• **SELECTED EXCERPT**:
Page 4 of 5

Posted: Fri Jan 13, 2012 11:12 am
by Kweepa
Kananga wrote:The Martin Galway Parallax uses 30 ZP locations, but only 24 are free. Not easy to resolve that clash, at least not without recompiling the SID.
Mike said earlier that 32 locations ($30-$4F) are free...?

Posted: Fri Jan 13, 2012 1:44 pm
by Kananga
Kweepa wrote:
Kananga wrote:The Martin Galway Parallax uses 30 ZP locations, but only 24 are free. Not easy to resolve that clash, at least not without recompiling the SID.
Mike said earlier that 32 locations ($30-$4F) are free...?
Not in the version I got and ZP area should be almost identical to the original (+ two bytes at label "excol" to preserve the extra color in $900e).
But see for yourself: Source

Posted: Fri Jan 13, 2012 6:04 pm
by Kweepa
Wow, that's it? Just 700 lines of code? Amazing!

I don't see why the NMI routine is jammed into the zero page. Seems like overkill. Surely it's not self-modifying to such a degree that moving it out would slow down the emulation...

At the very least you could OR the excol directly into the cliptab on startup.

• **LISTED ENTRIES**:
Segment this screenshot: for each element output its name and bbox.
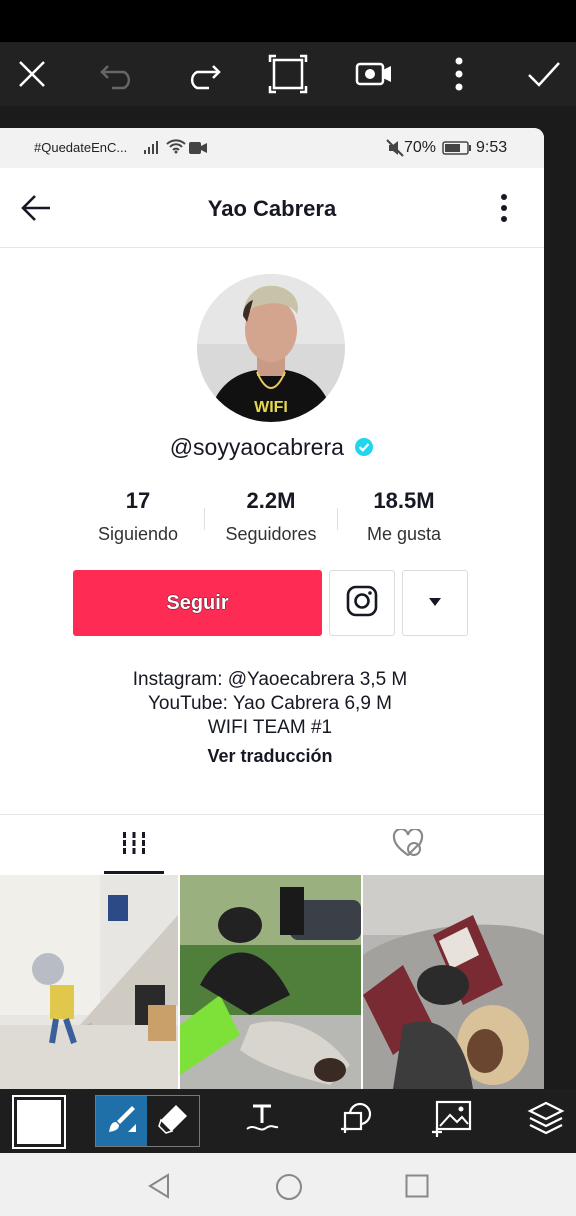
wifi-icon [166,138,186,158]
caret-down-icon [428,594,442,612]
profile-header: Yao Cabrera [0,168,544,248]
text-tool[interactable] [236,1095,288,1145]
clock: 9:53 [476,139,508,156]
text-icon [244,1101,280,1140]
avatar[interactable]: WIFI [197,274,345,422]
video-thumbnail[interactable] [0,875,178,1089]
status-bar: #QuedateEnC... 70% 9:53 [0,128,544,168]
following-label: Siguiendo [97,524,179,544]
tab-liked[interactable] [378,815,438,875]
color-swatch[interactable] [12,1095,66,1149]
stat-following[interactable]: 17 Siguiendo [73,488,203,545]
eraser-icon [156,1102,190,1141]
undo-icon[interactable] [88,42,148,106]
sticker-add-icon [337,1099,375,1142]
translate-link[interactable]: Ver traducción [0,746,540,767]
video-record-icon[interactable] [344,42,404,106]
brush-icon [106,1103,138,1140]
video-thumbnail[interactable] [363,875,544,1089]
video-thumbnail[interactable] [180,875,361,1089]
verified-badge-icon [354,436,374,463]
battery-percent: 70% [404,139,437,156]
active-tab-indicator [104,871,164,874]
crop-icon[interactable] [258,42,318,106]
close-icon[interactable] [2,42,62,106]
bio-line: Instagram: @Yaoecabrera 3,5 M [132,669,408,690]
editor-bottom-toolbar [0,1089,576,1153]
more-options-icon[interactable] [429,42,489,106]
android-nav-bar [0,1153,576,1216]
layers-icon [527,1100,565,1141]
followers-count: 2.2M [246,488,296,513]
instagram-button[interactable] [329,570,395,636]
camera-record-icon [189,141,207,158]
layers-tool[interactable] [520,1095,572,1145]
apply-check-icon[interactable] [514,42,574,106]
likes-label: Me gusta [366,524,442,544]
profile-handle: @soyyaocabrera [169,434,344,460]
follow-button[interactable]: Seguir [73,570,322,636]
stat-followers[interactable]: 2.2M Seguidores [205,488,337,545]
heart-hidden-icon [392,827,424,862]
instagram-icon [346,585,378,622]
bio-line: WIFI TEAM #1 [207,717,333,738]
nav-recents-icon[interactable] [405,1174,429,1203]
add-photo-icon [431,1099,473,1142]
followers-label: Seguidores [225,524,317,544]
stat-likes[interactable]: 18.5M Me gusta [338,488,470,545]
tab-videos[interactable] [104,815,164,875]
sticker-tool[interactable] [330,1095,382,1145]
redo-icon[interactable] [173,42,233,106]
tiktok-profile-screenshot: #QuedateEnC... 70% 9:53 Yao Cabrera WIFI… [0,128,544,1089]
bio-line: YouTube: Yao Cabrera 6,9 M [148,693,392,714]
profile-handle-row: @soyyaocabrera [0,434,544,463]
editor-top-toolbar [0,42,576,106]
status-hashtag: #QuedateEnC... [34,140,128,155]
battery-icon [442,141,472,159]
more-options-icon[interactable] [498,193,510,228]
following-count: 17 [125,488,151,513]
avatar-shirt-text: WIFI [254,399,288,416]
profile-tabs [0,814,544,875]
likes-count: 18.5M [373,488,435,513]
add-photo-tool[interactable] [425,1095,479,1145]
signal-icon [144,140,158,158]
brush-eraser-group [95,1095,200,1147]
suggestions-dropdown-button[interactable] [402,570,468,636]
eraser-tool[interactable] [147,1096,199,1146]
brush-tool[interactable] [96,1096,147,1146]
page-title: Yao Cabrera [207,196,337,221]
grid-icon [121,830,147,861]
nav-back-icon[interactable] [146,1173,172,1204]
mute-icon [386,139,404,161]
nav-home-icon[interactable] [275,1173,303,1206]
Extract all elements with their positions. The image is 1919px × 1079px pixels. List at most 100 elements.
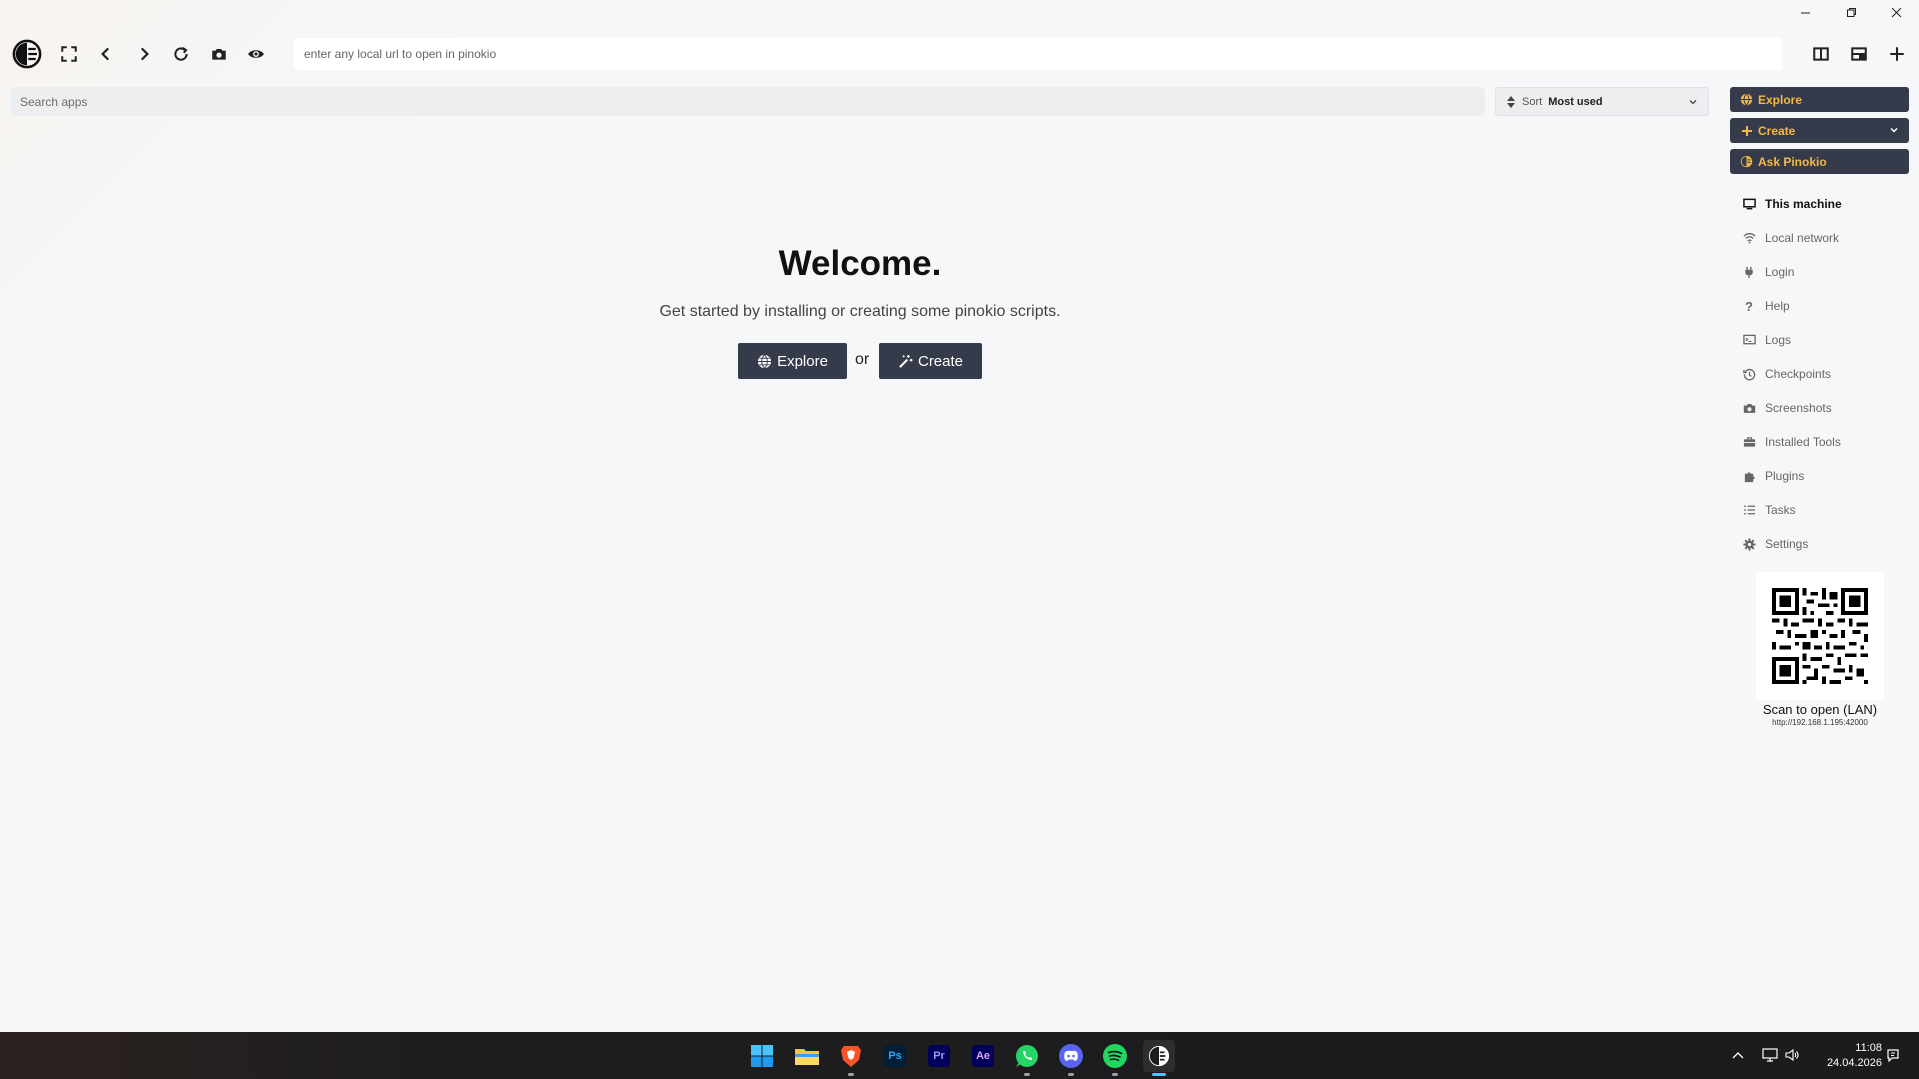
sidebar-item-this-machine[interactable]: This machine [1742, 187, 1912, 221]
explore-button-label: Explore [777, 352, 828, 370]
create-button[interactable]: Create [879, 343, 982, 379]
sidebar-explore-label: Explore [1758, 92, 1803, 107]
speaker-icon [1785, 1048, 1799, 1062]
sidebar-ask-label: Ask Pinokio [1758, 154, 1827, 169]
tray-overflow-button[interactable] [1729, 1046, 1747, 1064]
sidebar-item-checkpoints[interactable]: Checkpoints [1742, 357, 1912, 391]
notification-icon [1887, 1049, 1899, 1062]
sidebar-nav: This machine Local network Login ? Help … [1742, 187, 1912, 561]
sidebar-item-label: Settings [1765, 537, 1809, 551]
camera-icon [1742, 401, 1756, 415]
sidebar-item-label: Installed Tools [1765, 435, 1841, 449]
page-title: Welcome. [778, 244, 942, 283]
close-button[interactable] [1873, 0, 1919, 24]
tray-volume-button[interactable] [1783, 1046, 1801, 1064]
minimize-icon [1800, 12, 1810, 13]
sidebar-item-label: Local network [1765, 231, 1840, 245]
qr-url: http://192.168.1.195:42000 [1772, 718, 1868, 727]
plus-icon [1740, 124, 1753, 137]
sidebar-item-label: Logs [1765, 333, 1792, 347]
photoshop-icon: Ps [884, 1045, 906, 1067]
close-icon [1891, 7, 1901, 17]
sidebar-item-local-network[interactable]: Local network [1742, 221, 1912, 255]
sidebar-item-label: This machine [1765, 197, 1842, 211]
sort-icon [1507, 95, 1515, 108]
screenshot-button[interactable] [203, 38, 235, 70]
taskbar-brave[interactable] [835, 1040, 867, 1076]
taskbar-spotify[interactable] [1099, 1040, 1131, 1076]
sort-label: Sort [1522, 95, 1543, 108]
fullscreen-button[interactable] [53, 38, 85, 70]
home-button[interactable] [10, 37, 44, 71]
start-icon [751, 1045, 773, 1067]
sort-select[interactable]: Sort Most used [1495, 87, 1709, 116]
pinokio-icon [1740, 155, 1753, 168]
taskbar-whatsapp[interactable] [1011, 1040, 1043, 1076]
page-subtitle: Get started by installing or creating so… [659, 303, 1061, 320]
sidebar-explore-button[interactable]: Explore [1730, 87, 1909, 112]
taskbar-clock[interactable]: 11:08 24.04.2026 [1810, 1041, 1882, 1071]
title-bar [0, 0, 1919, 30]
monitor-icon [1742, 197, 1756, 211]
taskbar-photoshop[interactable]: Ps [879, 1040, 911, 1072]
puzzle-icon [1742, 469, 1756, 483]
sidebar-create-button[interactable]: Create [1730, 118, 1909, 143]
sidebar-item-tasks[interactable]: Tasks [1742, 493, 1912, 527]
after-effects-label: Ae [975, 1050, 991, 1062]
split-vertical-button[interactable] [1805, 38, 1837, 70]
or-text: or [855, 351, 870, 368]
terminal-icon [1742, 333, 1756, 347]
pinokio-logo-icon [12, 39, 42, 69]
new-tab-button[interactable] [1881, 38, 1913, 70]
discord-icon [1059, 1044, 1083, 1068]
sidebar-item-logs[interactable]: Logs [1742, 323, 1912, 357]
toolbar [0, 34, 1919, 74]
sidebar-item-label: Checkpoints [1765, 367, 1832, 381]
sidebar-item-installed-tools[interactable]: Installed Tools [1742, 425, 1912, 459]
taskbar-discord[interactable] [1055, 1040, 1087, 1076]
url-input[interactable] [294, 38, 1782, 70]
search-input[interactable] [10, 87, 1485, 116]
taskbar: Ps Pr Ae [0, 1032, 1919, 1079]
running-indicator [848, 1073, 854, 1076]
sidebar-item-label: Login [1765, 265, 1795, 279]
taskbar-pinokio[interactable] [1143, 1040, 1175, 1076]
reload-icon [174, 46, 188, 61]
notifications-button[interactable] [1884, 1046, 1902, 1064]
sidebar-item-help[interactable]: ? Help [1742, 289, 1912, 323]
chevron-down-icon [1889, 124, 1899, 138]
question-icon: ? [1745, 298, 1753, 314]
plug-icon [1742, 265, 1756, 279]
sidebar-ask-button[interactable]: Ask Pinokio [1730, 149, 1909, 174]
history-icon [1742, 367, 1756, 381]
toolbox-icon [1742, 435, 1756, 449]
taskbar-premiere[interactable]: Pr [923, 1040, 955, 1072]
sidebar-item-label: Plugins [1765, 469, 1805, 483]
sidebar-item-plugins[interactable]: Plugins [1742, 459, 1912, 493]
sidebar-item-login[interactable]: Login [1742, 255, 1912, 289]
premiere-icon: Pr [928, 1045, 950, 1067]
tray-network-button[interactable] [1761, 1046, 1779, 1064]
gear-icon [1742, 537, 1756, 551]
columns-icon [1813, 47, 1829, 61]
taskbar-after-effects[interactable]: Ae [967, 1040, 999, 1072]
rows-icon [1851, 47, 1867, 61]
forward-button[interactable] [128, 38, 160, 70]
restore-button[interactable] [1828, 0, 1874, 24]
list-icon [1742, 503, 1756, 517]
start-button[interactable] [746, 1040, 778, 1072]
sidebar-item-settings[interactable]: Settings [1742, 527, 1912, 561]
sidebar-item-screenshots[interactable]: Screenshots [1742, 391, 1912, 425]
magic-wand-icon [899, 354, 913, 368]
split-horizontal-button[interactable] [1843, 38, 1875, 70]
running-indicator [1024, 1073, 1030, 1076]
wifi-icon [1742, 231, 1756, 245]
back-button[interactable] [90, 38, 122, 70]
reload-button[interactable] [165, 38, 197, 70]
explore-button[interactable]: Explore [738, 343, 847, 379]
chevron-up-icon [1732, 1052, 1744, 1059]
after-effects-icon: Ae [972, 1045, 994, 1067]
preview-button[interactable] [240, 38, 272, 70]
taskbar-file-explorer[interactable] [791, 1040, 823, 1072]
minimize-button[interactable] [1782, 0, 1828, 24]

• **WHAT YOU ARE ASKED TO DO**: Reproduce the passage of the zero-page thread between "Not in the version" and "cliptab on startup.", inclusive. Rely solely on the thread; do not draw on the listing.

• **RESULT BELOW**:
Not in the version I got and ZP area should be almost identical to the original (+ two bytes at label "excol" to preserve the extra color in $900e).
But see for yourself: Source

Posted: Fri Jan 13, 2012 6:04 pm
by Kweepa
Wow, that's it? Just 700 lines of code? Amazing!

I don't see why the NMI routine is jammed into the zero page. Seems like overkill. Surely it's not self-modifying to such a degree that moving it out would slow down the emulation...

At the very least you could OR the excol directly into the cliptab on startup.